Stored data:
Begin

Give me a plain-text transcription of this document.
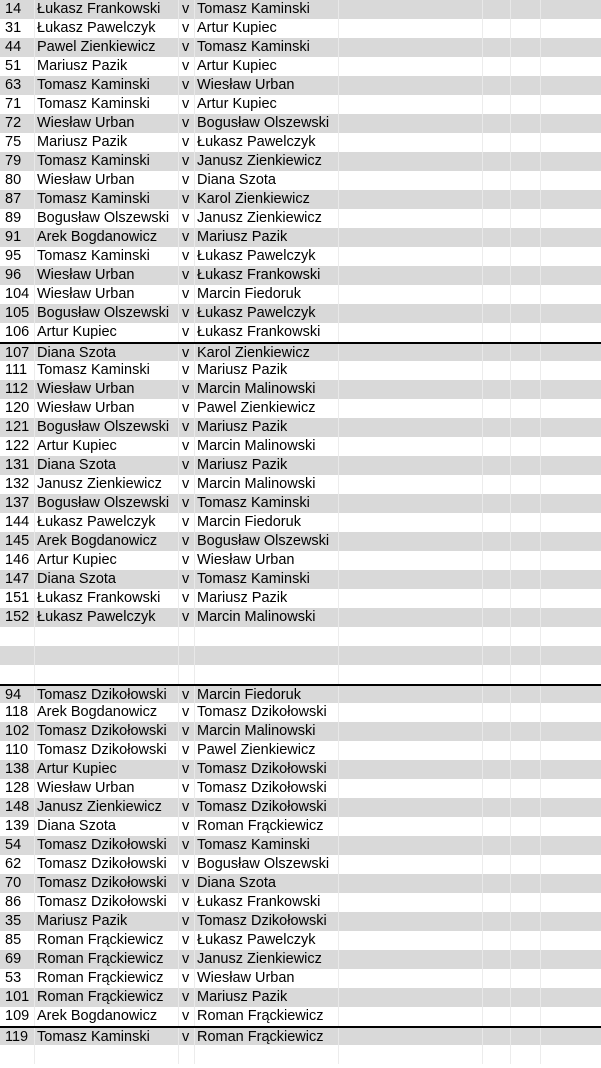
14	Łukasz Frankowski	v Tomasz Kaminski
31	Łukasz Pawelczyk	v Artur Kupiec
44	Pawel Zienkiewicz	v Tomasz Kaminski
51	Mariusz Pazik	v Artur Kupiec
63	Tomasz Kaminski	v Wiesław Urban
71	Tomasz Kaminski	v Artur Kupiec
72	Wiesław Urban	v Bogusław Olszewski
75	Mariusz Pazik	v Łukasz Pawelczyk
79	Tomasz Kaminski	v Janusz Zienkiewicz
80	Wiesław Urban	v Diana Szota
87	Tomasz Kaminski	v Karol Zienkiewicz
89	Bogusław Olszewski v Janusz Zienkiewicz
91	Arek Bogdanowicz	v Mariusz Pazik
95	Tomasz Kaminski	v Łukasz Pawelczyk
96	Wiesław Urban	v Łukasz Frankowski
104 Wiesław Urban	v Marcin Fiedoruk
105 Bogusław Olszewski v Łukasz Pawelczyk
106 Artur Kupiec	v Łukasz Frankowski
107 Diana Szota	v Karol Zienkiewicz
111 Tomasz Kaminski	v Mariusz Pazik
112 Wiesław Urban	v Marcin Malinowski
120 Wiesław Urban	v Pawel Zienkiewicz
121 Bogusław Olszewski v Mariusz Pazik
122 Artur Kupiec	v Marcin Malinowski
131 Diana Szota	v Mariusz Pazik
132 Janusz Zienkiewicz	v Marcin Malinowski
137 Bogusław Olszewski v Tomasz Kaminski
144 Łukasz Pawelczyk	v Marcin Fiedoruk
145 Arek Bogdanowicz	v Bogusław Olszewski
146 Artur Kupiec	v Wiesław Urban
147 Diana Szota	v Tomasz Kaminski
151 Łukasz Frankowski	v Mariusz Pazik
152 Łukasz Pawelczyk	v Marcin Malinowski
94	Tomasz Dzikołowski	v Marcin Fiedoruk
118 Arek Bogdanowicz	v Tomasz Dzikołowski
102 Tomasz Dzikołowski	v Marcin Malinowski
110 Tomasz Dzikołowski	v Pawel Zienkiewicz
138 Artur Kupiec	v Tomasz Dzikołowski
128 Wiesław Urban	v Tomasz Dzikołowski
148 Janusz Zienkiewicz	v Tomasz Dzikołowski
139 Diana Szota	v Roman Frąckiewicz
54	Tomasz Dzikołowski	v Tomasz Kaminski
62	Tomasz Dzikołowski	v Bogusław Olszewski
70	Tomasz Dzikołowski	v Diana Szota
86	Tomasz Dzikołowski	v Łukasz Frankowski
35	Mariusz Pazik	v Tomasz Dzikołowski
85	Roman Frąckiewicz	v Łukasz Pawelczyk
69	Roman Frąckiewicz	v Janusz Zienkiewicz
53	Roman Frąckiewicz	v Wiesław Urban
101 Roman Frąckiewicz	v Mariusz Pazik
109 Arek Bogdanowicz	v Roman Frąckiewicz
119 Tomasz Kaminski	v Roman Frąckiewicz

End

AIM> Every line in the data above that contains "Mariusz" needs to be copied.

FINAL ANSWER>
51	Mariusz Pazik	v Artur Kupiec
75	Mariusz Pazik	v Łukasz Pawelczyk
91	Arek Bogdanowicz	v Mariusz Pazik
111 Tomasz Kaminski	v Mariusz Pazik
121 Bogusław Olszewski v Mariusz Pazik
131 Diana Szota	v Mariusz Pazik
151 Łukasz Frankowski	v Mariusz Pazik
35	Mariusz Pazik	v Tomasz Dzikołowski
101 Roman Frąckiewicz	v Mariusz Pazik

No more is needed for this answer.